# EXERCISE DESCRIPTION:
Filter the data for lines with the word "wrote", then copy every line so identified.

━━━━━ EXTRACTED MATERIAL ━━━━━

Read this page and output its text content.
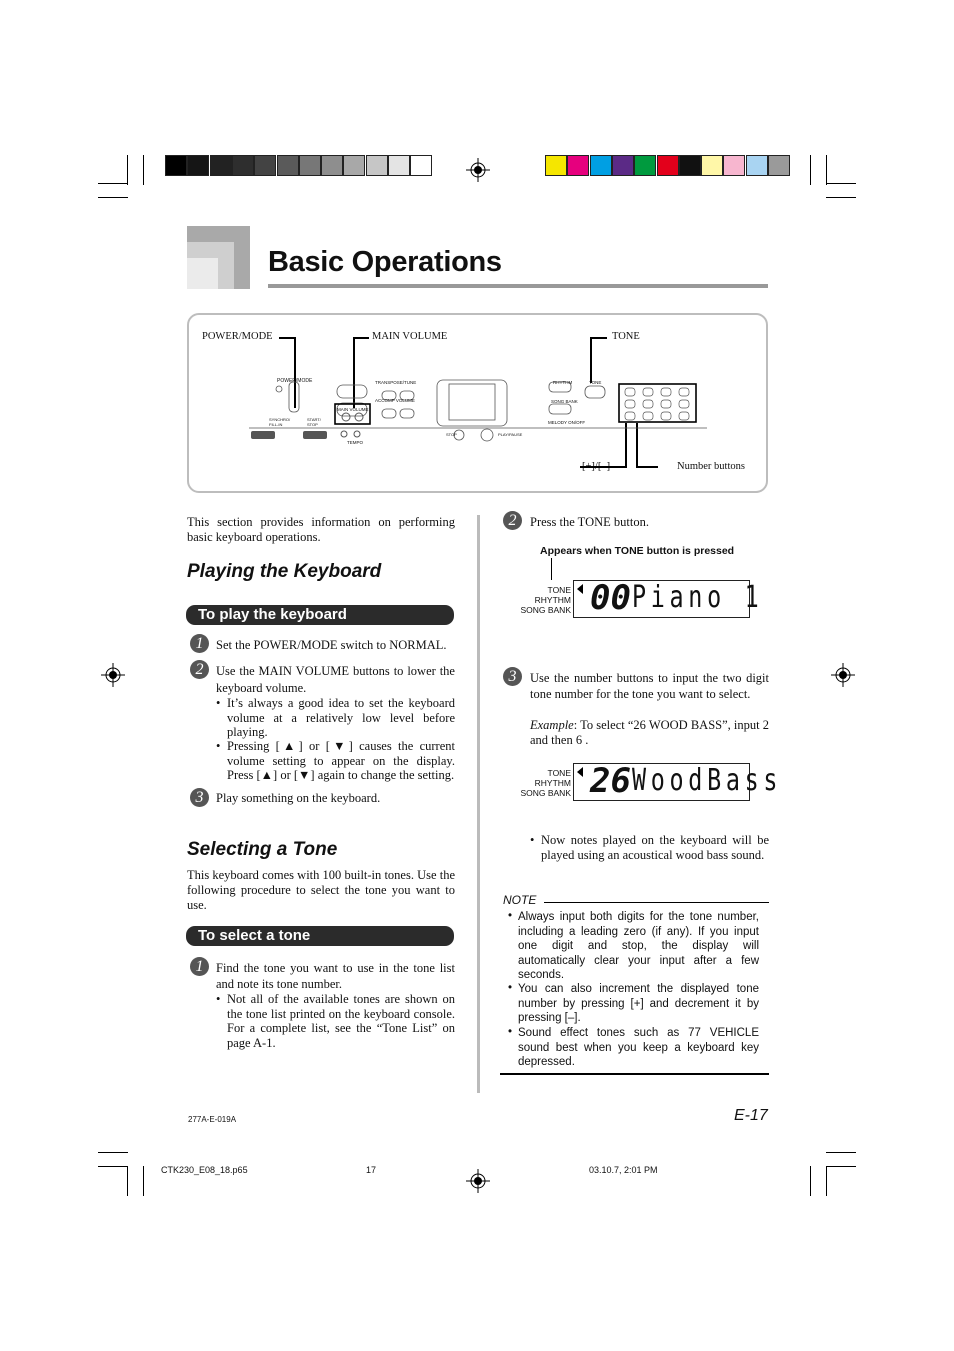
Basic Operations
POWER/MODE	MAIN VOLUME	TONE
[+]/[–]	Number buttons
POWER/MODE	TRANSPOSE/TUNE
ACCOMP VOLUME
MAIN VOLUME
TEMPO
RHYTHM
SONG BANK
MELODY ON/OFF
TONE
SYNCHRO/ FILL-IN
START/ STOP
PLAY/PAUSE
STOP
This section provides information on performing basic keyboard operations.
Playing the Keyboard
To play the keyboard
1	Set the POWER/MODE switch to NORMAL.
2	Use the MAIN VOLUME buttons to lower the keyboard volume.
• It’s always a good idea to set the keyboard volume at a relatively low level before playing.
• Pressing [▲] or [▼] causes the current volume setting to appear on the display. Press [▲] or [▼] again to change the setting.
3	Play something on the keyboard.
Selecting a Tone
This keyboard comes with 100 built-in tones. Use the following procedure to select the tone you want to use.
To select a tone
1	Find the tone you want to use in the tone list and note its tone number.
• Not all of the available tones are shown on the tone list printed on the keyboard console. For a complete list, see the “Tone List” on page A-1.
2	Press the TONE button.
Appears when TONE button is pressed
TONE
RHYTHM
SONG BANK 00 Piano 1
3	Use the number buttons to input the two digit tone number for the tone you want to select.
Example: To select “26 WOOD BASS”, input 2 and then 6 .
TONE
RHYTHM
SONG BANK 26 WoodBass
• Now notes played on the keyboard will be played using an acoustical wood bass sound.
NOTE
• Always input both digits for the tone number, including a leading zero (if any). If you input one digit and stop, the display will automatically clear your input after a few seconds.
• You can also increment the displayed tone number by pressing [+] and decrement it by pressing [–].
• Sound effect tones such as 77 VEHICLE sound best when you keep a keyboard key depressed.
277A-E-019A	E-17
CTK230_E08_18.p65	17	03.10.7, 2:01 PM
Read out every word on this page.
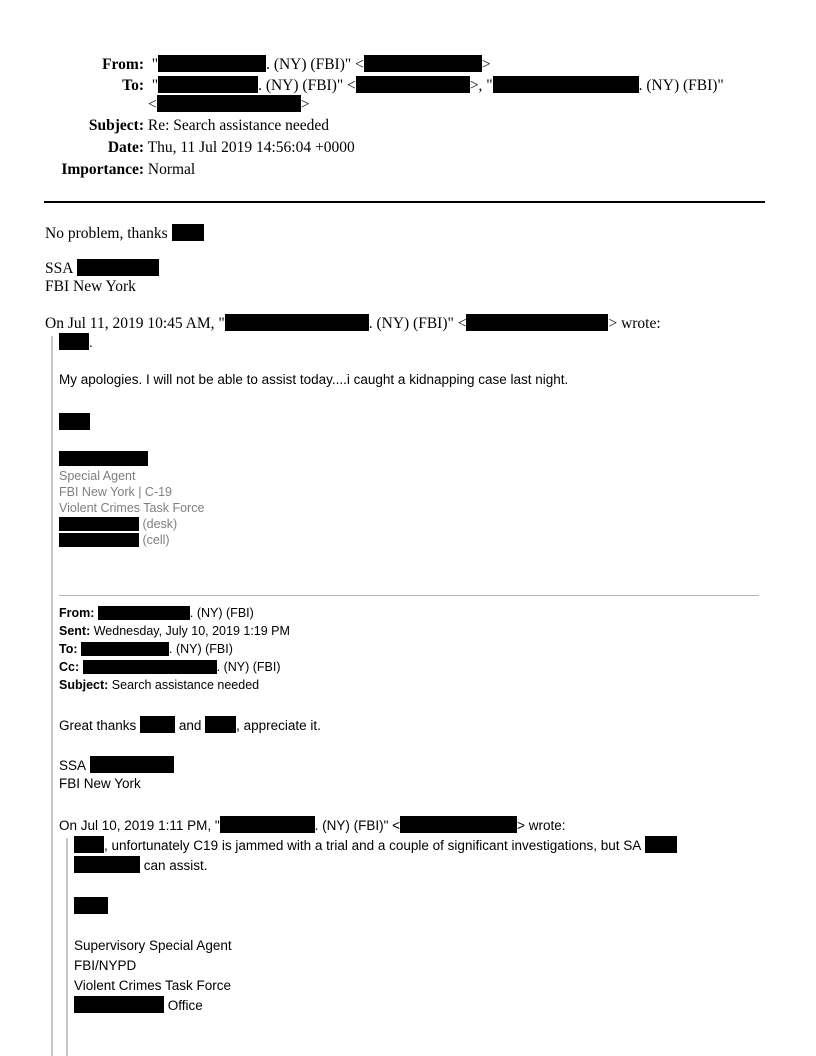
From:  "	. (NY) (FBI)" <	>
To:  "	. (NY) (FBI)" <	>, "	. (NY) (FBI)"
<	>
Subject: Re: Search assistance needed
Date: Thu, 11 Jul 2019 14:56:04 +0000
Importance: Normal
No problem, thanks
SSA
FBI New York
On Jul 11, 2019 10:45 AM, "	. (NY) (FBI)" <	> wrote:
.
My apologies. I will not be able to assist today....i caught a kidnapping case last night.
Special Agent
FBI New York | C-19
Violent Crimes Task Force
(desk)
(cell)
From:	. (NY) (FBI)
Sent: Wednesday, July 10, 2019 1:19 PM
To:	. (NY) (FBI)
Cc:	. (NY) (FBI)
Subject: Search assistance needed
Great thanks	and	, appreciate it.
SSA
FBI New York
On Jul 10, 2019 1:11 PM, "	. (NY) (FBI)" <	> wrote:
, unfortunately C19 is jammed with a trial and a couple of significant investigations, but SA
can assist.
Supervisory Special Agent
FBI/NYPD
Violent Crimes Task Force
Office
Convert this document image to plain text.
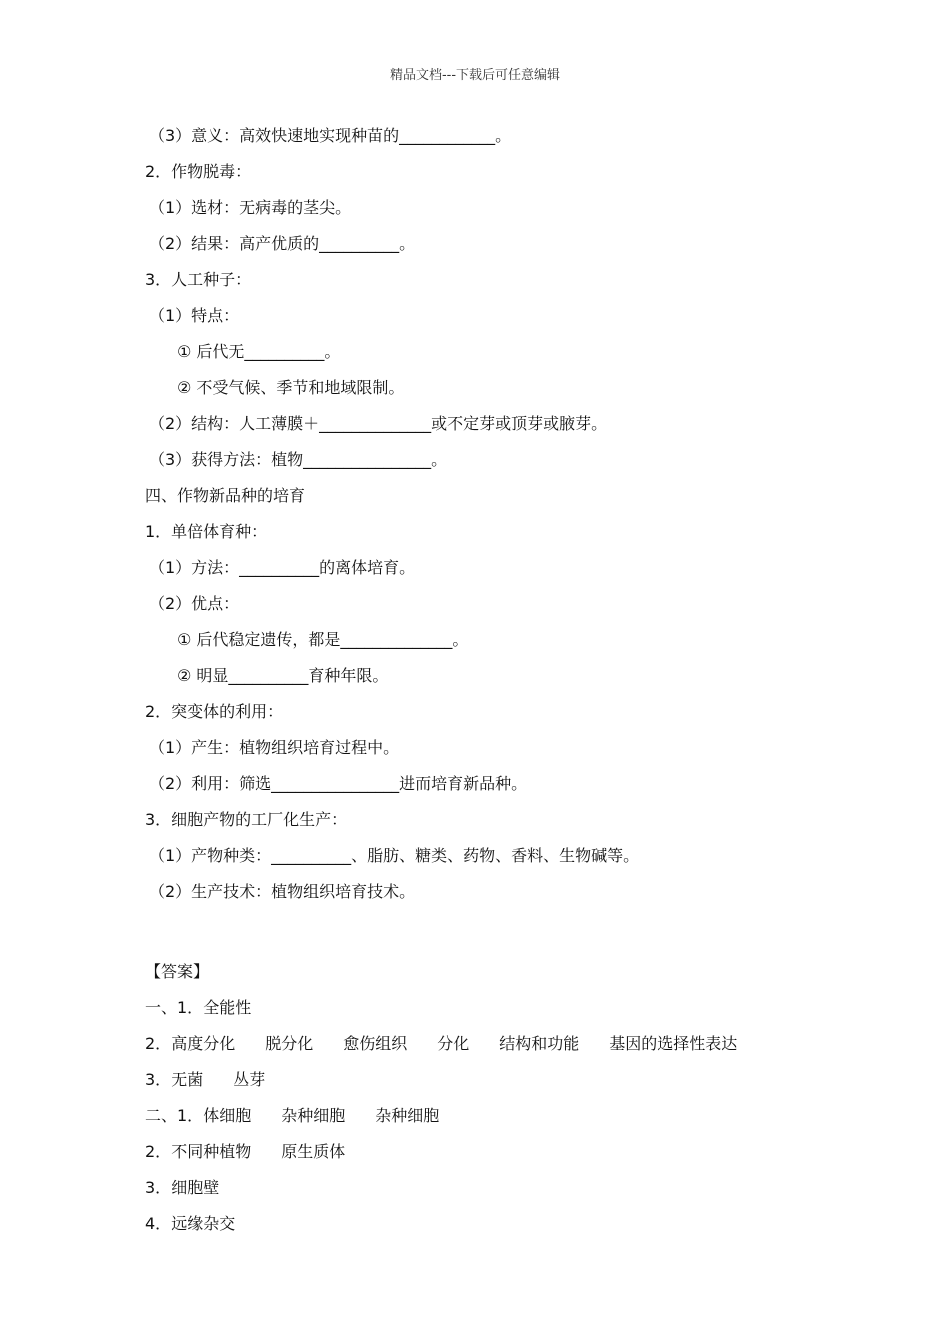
精品文档---下载后可任意编辑
（3）意义：高效快速地实现种苗的____________。
2．作物脱毒：
（1）选材：无病毒的茎尖。
（2）结果：高产优质的__________。
3．人工种子：
（1）特点：
① 后代无__________。
② 不受气候、季节和地域限制。
（2）结构：人工薄膜＋______________或不定芽或顶芽或腋芽。
（3）获得方法：植物________________。
四、作物新品种的培育
1．单倍体育种：
（1）方法：__________的离体培育。
（2）优点：
① 后代稳定遗传，都是______________。
② 明显__________育种年限。
2．突变体的利用：
（1）产生：植物组织培育过程中。
（2）利用：筛选________________进而培育新品种。
3．细胞产物的工厂化生产：
（1）产物种类：__________、脂肪、糖类、药物、香料、生物碱等。
（2）生产技术：植物组织培育技术。
【答案】
一、1．全能性
2．高度分化 脱分化 愈伤组织 分化 结构和功能 基因的选择性表达
3．无菌 丛芽
二、1．体细胞 杂种细胞 杂种细胞
2．不同种植物 原生质体
3．细胞壁
4．远缘杂交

━━━━━

# CORRECT ANSWER:
On Jul 11, 2019 10:45 AM, "	. (NY) (FBI)" <	> wrote:
On Jul 10, 2019 1:11 PM, "	. (NY) (FBI)" <	> wrote:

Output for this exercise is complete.